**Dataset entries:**

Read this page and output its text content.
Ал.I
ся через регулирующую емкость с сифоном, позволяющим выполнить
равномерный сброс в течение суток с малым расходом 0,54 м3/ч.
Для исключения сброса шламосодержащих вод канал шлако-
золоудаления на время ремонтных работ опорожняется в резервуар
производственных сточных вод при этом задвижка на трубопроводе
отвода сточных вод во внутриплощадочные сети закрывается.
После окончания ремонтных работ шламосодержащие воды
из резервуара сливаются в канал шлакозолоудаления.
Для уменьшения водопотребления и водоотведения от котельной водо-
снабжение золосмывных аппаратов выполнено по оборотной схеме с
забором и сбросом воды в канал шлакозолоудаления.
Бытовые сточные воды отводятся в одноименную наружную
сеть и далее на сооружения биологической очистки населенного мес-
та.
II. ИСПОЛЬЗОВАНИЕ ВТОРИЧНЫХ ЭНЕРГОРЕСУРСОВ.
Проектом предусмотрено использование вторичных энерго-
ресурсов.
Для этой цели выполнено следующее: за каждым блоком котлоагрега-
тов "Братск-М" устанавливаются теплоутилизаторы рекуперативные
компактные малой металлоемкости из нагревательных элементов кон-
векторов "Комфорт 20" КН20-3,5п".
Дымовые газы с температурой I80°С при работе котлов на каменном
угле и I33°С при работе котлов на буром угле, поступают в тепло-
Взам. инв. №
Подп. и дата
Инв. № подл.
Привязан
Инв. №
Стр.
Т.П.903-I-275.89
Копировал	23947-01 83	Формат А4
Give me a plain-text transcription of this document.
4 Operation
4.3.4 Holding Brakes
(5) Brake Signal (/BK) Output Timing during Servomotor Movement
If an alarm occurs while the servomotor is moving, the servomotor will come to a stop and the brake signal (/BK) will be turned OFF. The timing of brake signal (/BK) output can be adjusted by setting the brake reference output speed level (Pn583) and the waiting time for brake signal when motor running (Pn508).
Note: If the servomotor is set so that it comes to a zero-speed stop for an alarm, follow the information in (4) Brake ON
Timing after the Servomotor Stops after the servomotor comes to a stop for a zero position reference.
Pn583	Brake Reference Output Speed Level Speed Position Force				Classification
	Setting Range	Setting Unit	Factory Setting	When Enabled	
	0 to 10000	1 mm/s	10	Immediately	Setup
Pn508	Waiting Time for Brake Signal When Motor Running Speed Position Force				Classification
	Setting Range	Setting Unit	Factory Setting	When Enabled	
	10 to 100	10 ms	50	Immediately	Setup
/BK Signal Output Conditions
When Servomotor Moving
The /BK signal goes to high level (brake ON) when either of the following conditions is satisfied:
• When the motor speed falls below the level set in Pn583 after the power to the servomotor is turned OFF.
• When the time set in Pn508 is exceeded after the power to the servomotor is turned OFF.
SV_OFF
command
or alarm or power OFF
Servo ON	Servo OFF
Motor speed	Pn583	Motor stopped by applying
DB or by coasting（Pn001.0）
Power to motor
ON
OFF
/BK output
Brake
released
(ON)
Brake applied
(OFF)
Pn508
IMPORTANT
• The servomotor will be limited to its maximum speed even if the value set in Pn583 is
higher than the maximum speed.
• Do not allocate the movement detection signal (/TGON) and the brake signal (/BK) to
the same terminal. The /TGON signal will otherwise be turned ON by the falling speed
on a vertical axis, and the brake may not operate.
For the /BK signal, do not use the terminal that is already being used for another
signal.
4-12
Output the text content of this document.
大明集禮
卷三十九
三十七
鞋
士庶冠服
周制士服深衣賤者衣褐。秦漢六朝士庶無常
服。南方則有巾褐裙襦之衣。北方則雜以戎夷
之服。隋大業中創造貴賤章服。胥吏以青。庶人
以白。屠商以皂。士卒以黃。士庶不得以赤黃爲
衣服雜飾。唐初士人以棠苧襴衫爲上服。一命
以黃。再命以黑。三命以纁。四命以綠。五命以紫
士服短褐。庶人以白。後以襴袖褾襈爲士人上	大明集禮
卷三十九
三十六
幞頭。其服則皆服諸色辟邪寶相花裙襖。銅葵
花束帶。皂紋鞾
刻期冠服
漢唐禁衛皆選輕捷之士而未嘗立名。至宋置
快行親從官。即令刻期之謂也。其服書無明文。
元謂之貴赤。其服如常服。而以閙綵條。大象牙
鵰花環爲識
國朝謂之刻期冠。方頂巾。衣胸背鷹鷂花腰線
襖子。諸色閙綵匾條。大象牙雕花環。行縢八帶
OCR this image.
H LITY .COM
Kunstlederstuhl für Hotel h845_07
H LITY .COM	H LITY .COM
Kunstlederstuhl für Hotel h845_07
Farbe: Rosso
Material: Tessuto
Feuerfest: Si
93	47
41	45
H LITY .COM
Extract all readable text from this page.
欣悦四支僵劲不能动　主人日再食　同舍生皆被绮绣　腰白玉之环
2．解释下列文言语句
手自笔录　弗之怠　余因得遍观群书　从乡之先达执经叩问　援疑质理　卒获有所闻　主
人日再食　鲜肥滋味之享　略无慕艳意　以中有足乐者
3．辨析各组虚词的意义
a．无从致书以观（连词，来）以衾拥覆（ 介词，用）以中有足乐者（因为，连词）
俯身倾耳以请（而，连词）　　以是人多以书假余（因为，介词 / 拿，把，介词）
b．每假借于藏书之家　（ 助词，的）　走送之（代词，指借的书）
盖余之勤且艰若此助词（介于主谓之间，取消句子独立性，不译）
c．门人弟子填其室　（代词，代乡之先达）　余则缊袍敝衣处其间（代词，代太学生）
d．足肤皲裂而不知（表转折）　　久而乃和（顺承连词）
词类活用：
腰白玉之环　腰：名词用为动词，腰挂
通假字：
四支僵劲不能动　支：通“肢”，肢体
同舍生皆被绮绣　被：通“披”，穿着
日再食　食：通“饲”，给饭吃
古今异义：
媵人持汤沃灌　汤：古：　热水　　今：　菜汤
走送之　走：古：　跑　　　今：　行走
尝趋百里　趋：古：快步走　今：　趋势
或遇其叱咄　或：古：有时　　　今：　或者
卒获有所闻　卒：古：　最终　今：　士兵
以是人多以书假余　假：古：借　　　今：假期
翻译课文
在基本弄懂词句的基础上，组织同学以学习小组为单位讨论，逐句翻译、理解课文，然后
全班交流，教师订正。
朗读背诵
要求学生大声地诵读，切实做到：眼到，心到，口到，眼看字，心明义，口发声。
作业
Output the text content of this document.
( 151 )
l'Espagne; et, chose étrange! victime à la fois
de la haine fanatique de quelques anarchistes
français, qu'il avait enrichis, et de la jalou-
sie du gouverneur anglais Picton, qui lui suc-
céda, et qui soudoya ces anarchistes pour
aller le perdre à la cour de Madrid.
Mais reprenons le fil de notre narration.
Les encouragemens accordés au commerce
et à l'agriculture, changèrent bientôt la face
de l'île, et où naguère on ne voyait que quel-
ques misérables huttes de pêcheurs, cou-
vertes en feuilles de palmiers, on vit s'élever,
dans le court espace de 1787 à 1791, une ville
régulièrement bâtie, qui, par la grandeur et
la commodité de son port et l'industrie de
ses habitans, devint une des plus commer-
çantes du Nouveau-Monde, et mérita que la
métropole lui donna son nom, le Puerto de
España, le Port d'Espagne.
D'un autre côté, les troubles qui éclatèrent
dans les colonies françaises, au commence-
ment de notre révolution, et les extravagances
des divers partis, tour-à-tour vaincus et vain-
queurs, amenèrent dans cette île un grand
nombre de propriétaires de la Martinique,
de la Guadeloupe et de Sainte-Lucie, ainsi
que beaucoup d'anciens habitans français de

**Given instruction:**
Using the listing above, pull out all lines that hold the word "котлов".

**Answer to this problem:**
Дымовые газы с температурой I80°С при работе котлов на каменном
угле и I33°С при работе котлов на буром угле, поступают в тепло-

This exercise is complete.